Exercise: Would you retype all of these records exactly?

Items listed in a dataset
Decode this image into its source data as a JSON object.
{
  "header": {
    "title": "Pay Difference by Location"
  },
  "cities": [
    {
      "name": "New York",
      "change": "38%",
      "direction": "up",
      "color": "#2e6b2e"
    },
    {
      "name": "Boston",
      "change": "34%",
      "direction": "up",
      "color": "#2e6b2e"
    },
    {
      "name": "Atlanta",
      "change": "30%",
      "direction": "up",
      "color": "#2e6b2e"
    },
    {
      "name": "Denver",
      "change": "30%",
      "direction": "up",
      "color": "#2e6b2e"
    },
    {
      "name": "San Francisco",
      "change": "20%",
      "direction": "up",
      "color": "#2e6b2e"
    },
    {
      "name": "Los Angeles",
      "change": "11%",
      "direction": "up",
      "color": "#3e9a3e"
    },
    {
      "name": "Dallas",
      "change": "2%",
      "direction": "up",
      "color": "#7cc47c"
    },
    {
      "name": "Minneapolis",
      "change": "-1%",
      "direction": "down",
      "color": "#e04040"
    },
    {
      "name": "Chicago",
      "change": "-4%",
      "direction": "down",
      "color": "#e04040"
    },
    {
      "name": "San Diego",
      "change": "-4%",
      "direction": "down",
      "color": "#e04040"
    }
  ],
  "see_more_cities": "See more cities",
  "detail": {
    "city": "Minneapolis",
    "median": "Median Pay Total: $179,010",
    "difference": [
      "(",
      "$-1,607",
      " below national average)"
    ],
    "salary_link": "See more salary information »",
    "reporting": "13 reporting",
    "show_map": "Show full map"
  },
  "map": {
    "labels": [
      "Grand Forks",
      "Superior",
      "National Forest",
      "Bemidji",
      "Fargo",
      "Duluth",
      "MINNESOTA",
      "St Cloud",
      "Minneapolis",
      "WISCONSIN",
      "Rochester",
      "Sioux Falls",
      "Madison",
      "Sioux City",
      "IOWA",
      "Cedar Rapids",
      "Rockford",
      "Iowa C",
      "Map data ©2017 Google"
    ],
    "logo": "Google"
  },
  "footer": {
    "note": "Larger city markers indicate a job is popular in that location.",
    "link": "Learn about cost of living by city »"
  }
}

Task solution:
Decode this image into its source data as a JSON object.
{
  "header": {
    "title": "Pay Difference by Location"
  },
  "cities": [
    {
      "name": "New York",
      "change": "38%",
      "direction": "up",
      "color": "#2e6b2e"
    },
    {
      "name": "Boston",
      "change": "34%",
      "direction": "up",
      "color": "#2e6b2e"
    },
    {
      "name": "Atlanta",
      "change": "30%",
      "direction": "up",
      "color": "#2e6b2e"
    },
    {
      "name": "Denver",
      "change": "30%",
      "direction": "up",
      "color": "#2e6b2e"
    },
    {
      "name": "San Francisco",
      "change": "20%",
      "direction": "up",
      "color": "#2e6b2e"
    },
    {
      "name": "Los Angeles",
      "change": "11%",
      "direction": "up",
      "color": "#3e9a3e"
    },
    {
      "name": "Dallas",
      "change": "2%",
      "direction": "up",
      "color": "#7cc47c"
    },
    {
      "name": "Minneapolis",
      "change": "-1%",
      "direction": "down",
      "color": "#e04040"
    },
    {
      "name": "Chicago",
      "change": "-4%",
      "direction": "down",
      "color": "#e04040"
    },
    {
      "name": "San Diego",
      "change": "-4%",
      "direction": "down",
      "color": "#e04040"
    }
  ],
  "see_more_cities": "See more cities",
  "detail": {
    "city": "Minneapolis",
    "median": "Median Pay Total: $179,010",
    "difference": [
      "(",
      "$-1,607",
      " below national average)"
    ],
    "salary_link": "See more salary information »",
    "reporting": "13 reporting",
    "show_map": "Show full map"
  },
  "map": {
    "labels": [
      "Grand Forks",
      "Superior",
      "National Forest",
      "Bemidji",
      "Fargo",
      "Duluth",
      "MINNESOTA",
      "St Cloud",
      "Minneapolis",
      "WISCONSIN",
      "Rochester",
      "Sioux Falls",
      "Madison",
      "Sioux City",
      "IOWA",
      "Cedar Rapids",
      "Rockford",
      "Iowa C",
      "Map data ©2017 Google"
    ],
    "logo": "Google"
  },
  "footer": {
    "note": "Larger city markers indicate a job is popular in that location.",
    "link": "Learn about cost of living by city »"
  }
}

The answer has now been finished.